### Excerpted records:
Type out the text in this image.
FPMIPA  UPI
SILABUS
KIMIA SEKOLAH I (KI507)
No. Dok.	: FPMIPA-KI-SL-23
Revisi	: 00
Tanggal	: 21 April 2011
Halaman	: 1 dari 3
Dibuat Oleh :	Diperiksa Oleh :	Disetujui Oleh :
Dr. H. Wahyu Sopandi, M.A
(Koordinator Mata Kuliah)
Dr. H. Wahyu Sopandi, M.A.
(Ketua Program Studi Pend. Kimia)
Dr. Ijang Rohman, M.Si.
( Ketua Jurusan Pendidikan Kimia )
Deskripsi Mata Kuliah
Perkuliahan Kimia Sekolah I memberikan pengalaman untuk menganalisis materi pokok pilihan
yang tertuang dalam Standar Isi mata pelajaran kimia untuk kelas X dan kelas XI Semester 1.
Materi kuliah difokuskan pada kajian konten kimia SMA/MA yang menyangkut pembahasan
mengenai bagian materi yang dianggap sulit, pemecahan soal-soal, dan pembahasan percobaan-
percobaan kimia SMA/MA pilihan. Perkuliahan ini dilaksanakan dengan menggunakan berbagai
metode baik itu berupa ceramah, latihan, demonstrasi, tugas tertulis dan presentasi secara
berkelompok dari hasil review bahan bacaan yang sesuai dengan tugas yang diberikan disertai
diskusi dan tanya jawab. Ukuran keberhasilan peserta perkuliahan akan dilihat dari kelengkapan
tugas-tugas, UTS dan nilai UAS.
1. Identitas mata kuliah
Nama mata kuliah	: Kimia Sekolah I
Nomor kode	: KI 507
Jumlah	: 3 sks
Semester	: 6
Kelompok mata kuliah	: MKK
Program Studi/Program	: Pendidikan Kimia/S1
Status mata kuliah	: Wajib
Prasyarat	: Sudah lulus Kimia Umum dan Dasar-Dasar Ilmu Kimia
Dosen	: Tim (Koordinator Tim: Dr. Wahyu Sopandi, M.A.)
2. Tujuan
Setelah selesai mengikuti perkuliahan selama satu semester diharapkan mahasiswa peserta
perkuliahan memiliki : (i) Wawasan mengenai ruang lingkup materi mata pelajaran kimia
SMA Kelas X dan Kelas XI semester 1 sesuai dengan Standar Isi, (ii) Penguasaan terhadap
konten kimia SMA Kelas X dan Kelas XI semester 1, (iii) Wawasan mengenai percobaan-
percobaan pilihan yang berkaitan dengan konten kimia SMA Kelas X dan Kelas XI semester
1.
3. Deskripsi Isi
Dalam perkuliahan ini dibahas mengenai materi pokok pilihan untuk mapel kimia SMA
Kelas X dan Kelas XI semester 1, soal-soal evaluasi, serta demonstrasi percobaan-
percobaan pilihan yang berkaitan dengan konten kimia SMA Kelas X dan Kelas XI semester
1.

### Required work:
Your task is to gather all lines from the entries above that hold the word "Program".

### Exercise result:
(Ketua Program Studi Pend. Kimia)
Program Studi/Program	: Pendidikan Kimia/S1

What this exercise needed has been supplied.